__Problem to work on__
Select every line below containing the word "fina".
───── Data for this task ─────
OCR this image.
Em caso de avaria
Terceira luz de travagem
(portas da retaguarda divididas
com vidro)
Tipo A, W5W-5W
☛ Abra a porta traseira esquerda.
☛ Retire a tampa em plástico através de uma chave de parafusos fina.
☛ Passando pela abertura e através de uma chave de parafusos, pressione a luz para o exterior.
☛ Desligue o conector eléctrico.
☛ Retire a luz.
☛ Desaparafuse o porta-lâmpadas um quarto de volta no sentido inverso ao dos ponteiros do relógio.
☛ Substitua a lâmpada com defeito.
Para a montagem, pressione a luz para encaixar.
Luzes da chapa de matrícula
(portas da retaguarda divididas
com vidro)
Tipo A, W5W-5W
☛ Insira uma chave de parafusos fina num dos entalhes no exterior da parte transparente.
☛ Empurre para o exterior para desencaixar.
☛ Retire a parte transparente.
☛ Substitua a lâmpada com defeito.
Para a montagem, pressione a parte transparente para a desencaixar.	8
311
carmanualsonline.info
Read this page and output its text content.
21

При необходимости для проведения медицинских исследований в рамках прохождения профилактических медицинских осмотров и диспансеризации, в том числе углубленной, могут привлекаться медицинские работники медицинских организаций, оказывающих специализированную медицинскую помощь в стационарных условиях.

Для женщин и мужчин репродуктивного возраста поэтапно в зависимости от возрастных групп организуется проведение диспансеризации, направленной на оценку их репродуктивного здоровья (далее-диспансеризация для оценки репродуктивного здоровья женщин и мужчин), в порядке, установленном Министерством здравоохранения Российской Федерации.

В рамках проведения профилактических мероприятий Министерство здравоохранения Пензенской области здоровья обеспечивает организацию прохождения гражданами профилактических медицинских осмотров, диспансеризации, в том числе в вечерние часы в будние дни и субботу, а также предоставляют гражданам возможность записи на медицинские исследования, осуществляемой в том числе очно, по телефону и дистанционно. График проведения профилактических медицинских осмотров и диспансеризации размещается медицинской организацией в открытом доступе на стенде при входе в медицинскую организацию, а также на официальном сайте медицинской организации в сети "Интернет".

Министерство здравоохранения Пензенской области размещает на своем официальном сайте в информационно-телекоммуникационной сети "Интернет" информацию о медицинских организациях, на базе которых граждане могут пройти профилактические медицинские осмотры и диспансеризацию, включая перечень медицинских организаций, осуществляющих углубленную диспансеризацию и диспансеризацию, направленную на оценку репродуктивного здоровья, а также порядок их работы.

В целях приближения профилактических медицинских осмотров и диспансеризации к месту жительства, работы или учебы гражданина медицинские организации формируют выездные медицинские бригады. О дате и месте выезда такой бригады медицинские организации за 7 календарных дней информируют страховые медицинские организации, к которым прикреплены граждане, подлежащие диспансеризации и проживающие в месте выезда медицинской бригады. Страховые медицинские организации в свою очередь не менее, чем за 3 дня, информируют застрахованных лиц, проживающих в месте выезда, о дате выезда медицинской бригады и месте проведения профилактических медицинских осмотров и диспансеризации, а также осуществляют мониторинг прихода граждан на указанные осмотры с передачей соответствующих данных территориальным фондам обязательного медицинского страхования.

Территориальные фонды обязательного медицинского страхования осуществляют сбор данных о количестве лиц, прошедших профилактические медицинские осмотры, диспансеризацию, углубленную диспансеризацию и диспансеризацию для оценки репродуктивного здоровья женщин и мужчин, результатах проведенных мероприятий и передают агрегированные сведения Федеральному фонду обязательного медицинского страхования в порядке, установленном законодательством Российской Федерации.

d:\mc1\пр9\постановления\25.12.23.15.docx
─────
__Written solution__
☛ Retire a tampa em plástico através de uma chave de parafusos fina.
☛ Insira uma chave de parafusos fina num dos entalhes no exterior da parte transparente.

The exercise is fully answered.